(Set problem): Reply with nothing except the number of lines that contain the word "programação".

Dataset items:

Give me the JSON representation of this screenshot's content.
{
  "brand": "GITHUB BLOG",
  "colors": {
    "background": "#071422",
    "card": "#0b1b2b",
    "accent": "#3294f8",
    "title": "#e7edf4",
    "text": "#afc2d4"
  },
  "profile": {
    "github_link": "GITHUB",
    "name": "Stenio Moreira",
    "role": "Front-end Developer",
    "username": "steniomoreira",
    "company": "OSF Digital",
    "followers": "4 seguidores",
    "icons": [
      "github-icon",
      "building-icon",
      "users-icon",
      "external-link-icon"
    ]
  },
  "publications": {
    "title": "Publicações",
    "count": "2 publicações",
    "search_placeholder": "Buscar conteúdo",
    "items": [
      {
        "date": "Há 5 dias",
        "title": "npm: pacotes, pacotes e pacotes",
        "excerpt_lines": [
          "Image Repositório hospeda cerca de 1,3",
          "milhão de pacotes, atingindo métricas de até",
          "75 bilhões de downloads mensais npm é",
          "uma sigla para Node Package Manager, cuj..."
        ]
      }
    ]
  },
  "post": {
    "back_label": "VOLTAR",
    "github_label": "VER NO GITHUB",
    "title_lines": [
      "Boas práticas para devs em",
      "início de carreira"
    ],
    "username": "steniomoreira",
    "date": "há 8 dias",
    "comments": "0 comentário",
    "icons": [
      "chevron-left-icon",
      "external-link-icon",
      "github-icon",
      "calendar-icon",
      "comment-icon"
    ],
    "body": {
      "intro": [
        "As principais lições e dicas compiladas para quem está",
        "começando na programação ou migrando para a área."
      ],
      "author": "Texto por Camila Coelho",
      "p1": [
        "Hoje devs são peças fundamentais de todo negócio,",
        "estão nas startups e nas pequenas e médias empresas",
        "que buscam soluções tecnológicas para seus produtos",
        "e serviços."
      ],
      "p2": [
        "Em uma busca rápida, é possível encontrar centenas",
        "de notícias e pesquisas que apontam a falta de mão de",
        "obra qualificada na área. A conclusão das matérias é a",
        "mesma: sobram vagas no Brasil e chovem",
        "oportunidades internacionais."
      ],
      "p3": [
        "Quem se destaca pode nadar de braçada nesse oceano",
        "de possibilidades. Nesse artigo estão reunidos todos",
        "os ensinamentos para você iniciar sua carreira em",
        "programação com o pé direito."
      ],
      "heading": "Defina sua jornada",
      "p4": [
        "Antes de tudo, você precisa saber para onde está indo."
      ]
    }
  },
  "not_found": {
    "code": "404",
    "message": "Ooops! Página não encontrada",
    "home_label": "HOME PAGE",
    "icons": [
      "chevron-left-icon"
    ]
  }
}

(Answer below): 2